■ TASK OBJECTIVE ■
Output the entries below exactly as written, omitting pictures.

■ THE RECORDS ■
--------------------------------

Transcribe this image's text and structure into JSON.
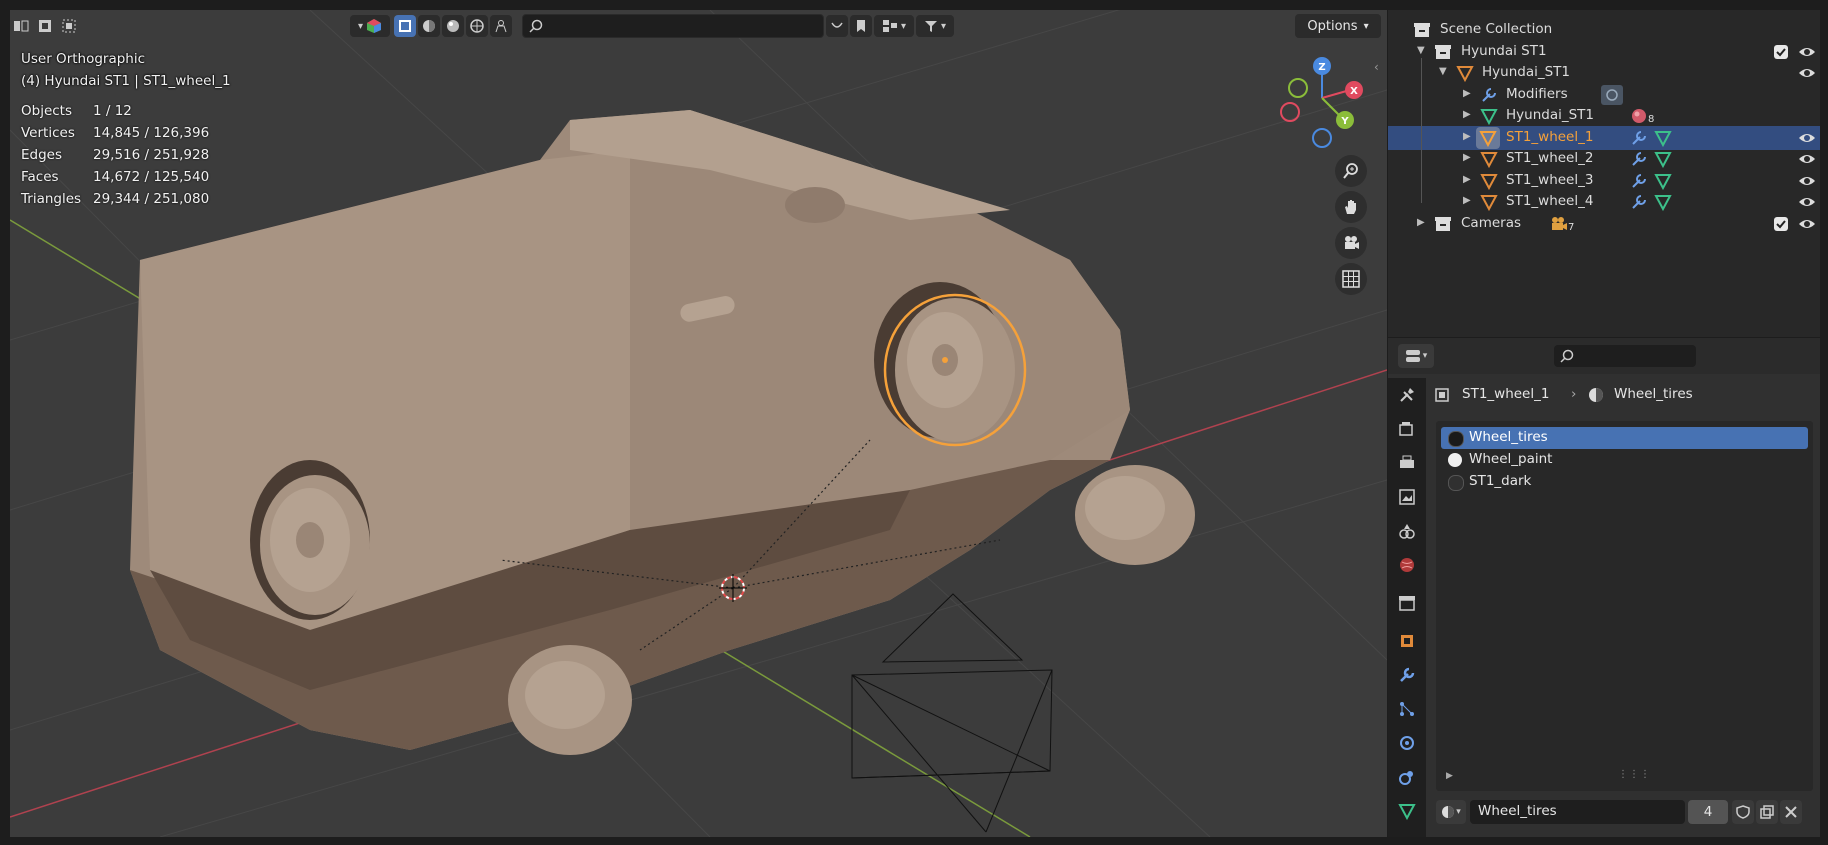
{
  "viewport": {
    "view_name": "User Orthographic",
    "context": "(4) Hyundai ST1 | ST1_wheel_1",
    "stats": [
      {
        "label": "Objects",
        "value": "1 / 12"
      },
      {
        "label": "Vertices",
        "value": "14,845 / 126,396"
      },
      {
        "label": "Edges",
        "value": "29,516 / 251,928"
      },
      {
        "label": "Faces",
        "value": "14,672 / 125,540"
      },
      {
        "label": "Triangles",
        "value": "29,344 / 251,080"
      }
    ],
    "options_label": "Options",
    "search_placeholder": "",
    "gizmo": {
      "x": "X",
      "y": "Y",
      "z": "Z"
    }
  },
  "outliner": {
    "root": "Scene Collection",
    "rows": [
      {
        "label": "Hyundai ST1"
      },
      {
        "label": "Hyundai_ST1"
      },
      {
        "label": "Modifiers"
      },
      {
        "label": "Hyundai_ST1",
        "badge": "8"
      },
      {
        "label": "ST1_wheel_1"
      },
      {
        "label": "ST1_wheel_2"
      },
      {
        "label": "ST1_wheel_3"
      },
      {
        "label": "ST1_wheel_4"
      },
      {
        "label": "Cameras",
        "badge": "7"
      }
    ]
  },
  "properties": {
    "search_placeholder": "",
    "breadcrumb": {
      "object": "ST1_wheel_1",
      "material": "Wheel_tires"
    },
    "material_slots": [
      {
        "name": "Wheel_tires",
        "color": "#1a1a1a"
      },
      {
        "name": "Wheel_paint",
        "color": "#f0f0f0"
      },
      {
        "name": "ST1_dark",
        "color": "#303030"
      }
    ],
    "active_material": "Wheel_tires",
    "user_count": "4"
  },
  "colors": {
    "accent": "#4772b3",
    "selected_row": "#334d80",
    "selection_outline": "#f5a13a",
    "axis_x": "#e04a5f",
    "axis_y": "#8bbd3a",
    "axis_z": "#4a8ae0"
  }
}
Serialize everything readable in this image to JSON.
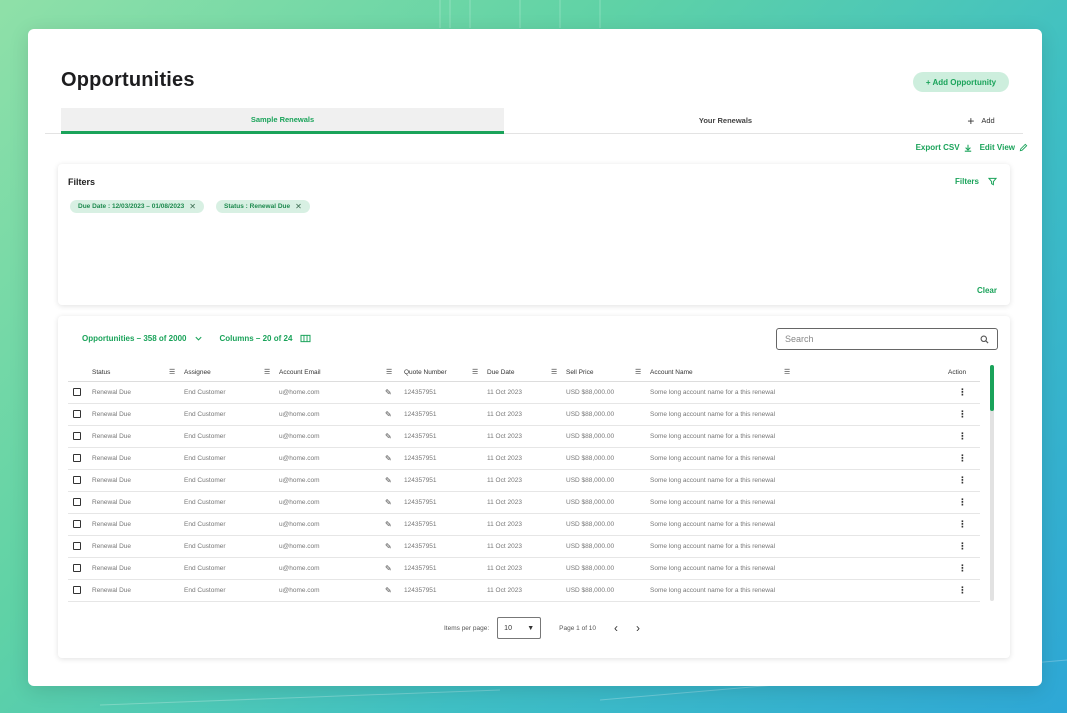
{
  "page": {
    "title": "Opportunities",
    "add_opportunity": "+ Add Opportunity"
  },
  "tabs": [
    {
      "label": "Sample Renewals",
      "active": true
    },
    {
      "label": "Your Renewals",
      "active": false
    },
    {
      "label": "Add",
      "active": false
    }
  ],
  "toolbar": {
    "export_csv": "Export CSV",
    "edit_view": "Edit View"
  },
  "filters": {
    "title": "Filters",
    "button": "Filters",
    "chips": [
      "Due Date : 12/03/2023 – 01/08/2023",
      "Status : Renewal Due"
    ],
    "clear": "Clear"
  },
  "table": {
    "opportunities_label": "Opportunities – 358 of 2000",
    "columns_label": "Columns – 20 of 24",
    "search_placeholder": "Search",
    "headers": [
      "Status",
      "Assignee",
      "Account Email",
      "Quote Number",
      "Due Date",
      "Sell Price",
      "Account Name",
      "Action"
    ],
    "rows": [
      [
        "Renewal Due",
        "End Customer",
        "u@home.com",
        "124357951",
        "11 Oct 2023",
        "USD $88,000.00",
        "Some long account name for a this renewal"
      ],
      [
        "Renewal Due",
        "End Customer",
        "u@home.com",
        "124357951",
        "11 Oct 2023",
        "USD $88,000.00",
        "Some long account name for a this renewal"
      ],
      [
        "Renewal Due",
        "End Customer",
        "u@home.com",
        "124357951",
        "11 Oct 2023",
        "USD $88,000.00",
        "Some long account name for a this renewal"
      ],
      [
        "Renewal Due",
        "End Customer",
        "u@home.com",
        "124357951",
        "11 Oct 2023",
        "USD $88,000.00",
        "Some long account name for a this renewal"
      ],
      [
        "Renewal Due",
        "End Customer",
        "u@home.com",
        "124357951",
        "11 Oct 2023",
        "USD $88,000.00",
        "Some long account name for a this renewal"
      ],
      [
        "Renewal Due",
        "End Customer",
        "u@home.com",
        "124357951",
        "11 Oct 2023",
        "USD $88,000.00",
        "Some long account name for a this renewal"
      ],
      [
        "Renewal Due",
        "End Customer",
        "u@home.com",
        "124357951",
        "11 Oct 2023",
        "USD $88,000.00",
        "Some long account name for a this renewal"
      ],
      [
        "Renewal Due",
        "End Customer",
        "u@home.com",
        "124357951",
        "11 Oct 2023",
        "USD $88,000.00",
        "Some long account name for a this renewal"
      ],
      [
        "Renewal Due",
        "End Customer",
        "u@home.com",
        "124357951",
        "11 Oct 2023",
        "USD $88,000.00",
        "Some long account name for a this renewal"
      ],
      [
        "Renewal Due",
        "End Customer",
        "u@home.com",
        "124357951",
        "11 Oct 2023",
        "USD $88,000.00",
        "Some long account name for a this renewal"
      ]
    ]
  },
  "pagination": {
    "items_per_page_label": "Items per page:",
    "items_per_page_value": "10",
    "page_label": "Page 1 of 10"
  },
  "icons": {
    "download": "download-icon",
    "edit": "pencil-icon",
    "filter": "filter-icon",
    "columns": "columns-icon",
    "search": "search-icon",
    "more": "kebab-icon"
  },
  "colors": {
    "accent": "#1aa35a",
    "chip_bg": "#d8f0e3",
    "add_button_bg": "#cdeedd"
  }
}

--------------------------------

■ FINISHED EXERCISE ■
Transcribe this image's text and structure into JSON.
{
  "viewport": {
    "view_name": "User Orthographic",
    "context": "(4) Hyundai ST1 | ST1_wheel_1",
    "stats": [
      {
        "label": "Objects",
        "value": "1 / 12"
      },
      {
        "label": "Vertices",
        "value": "14,845 / 126,396"
      },
      {
        "label": "Edges",
        "value": "29,516 / 251,928"
      },
      {
        "label": "Faces",
        "value": "14,672 / 125,540"
      },
      {
        "label": "Triangles",
        "value": "29,344 / 251,080"
      }
    ],
    "options_label": "Options",
    "search_placeholder": "",
    "gizmo": {
      "x": "X",
      "y": "Y",
      "z": "Z"
    }
  },
  "outliner": {
    "root": "Scene Collection",
    "rows": [
      {
        "label": "Hyundai ST1"
      },
      {
        "label": "Hyundai_ST1"
      },
      {
        "label": "Modifiers"
      },
      {
        "label": "Hyundai_ST1",
        "badge": "8"
      },
      {
        "label": "ST1_wheel_1"
      },
      {
        "label": "ST1_wheel_2"
      },
      {
        "label": "ST1_wheel_3"
      },
      {
        "label": "ST1_wheel_4"
      },
      {
        "label": "Cameras",
        "badge": "7"
      }
    ]
  },
  "properties": {
    "search_placeholder": "",
    "breadcrumb": {
      "object": "ST1_wheel_1",
      "material": "Wheel_tires"
    },
    "material_slots": [
      {
        "name": "Wheel_tires",
        "color": "#1a1a1a"
      },
      {
        "name": "Wheel_paint",
        "color": "#f0f0f0"
      },
      {
        "name": "ST1_dark",
        "color": "#303030"
      }
    ],
    "active_material": "Wheel_tires",
    "user_count": "4"
  },
  "colors": {
    "accent": "#4772b3",
    "selected_row": "#334d80",
    "selection_outline": "#f5a13a",
    "axis_x": "#e04a5f",
    "axis_y": "#8bbd3a",
    "axis_z": "#4a8ae0"
  }
}
Serialize everything readable in this image to JSON.
{
  "page": {
    "title": "Opportunities",
    "add_opportunity": "+ Add Opportunity"
  },
  "tabs": [
    {
      "label": "Sample Renewals",
      "active": true
    },
    {
      "label": "Your Renewals",
      "active": false
    },
    {
      "label": "Add",
      "active": false
    }
  ],
  "toolbar": {
    "export_csv": "Export CSV",
    "edit_view": "Edit View"
  },
  "filters": {
    "title": "Filters",
    "button": "Filters",
    "chips": [
      "Due Date : 12/03/2023 – 01/08/2023",
      "Status : Renewal Due"
    ],
    "clear": "Clear"
  },
  "table": {
    "opportunities_label": "Opportunities – 358 of 2000",
    "columns_label": "Columns – 20 of 24",
    "search_placeholder": "Search",
    "headers": [
      "Status",
      "Assignee",
      "Account Email",
      "Quote Number",
      "Due Date",
      "Sell Price",
      "Account Name",
      "Action"
    ],
    "rows": [
      [
        "Renewal Due",
        "End Customer",
        "u@home.com",
        "124357951",
        "11 Oct 2023",
        "USD $88,000.00",
        "Some long account name for a this renewal"
      ],
      [
        "Renewal Due",
        "End Customer",
        "u@home.com",
        "124357951",
        "11 Oct 2023",
        "USD $88,000.00",
        "Some long account name for a this renewal"
      ],
      [
        "Renewal Due",
        "End Customer",
        "u@home.com",
        "124357951",
        "11 Oct 2023",
        "USD $88,000.00",
        "Some long account name for a this renewal"
      ],
      [
        "Renewal Due",
        "End Customer",
        "u@home.com",
        "124357951",
        "11 Oct 2023",
        "USD $88,000.00",
        "Some long account name for a this renewal"
      ],
      [
        "Renewal Due",
        "End Customer",
        "u@home.com",
        "124357951",
        "11 Oct 2023",
        "USD $88,000.00",
        "Some long account name for a this renewal"
      ],
      [
        "Renewal Due",
        "End Customer",
        "u@home.com",
        "124357951",
        "11 Oct 2023",
        "USD $88,000.00",
        "Some long account name for a this renewal"
      ],
      [
        "Renewal Due",
        "End Customer",
        "u@home.com",
        "124357951",
        "11 Oct 2023",
        "USD $88,000.00",
        "Some long account name for a this renewal"
      ],
      [
        "Renewal Due",
        "End Customer",
        "u@home.com",
        "124357951",
        "11 Oct 2023",
        "USD $88,000.00",
        "Some long account name for a this renewal"
      ],
      [
        "Renewal Due",
        "End Customer",
        "u@home.com",
        "124357951",
        "11 Oct 2023",
        "USD $88,000.00",
        "Some long account name for a this renewal"
      ],
      [
        "Renewal Due",
        "End Customer",
        "u@home.com",
        "124357951",
        "11 Oct 2023",
        "USD $88,000.00",
        "Some long account name for a this renewal"
      ]
    ]
  },
  "pagination": {
    "items_per_page_label": "Items per page:",
    "items_per_page_value": "10",
    "page_label": "Page 1 of 10"
  },
  "icons": {
    "download": "download-icon",
    "edit": "pencil-icon",
    "filter": "filter-icon",
    "columns": "columns-icon",
    "search": "search-icon",
    "more": "kebab-icon"
  },
  "colors": {
    "accent": "#1aa35a",
    "chip_bg": "#d8f0e3",
    "add_button_bg": "#cdeedd"
  }
}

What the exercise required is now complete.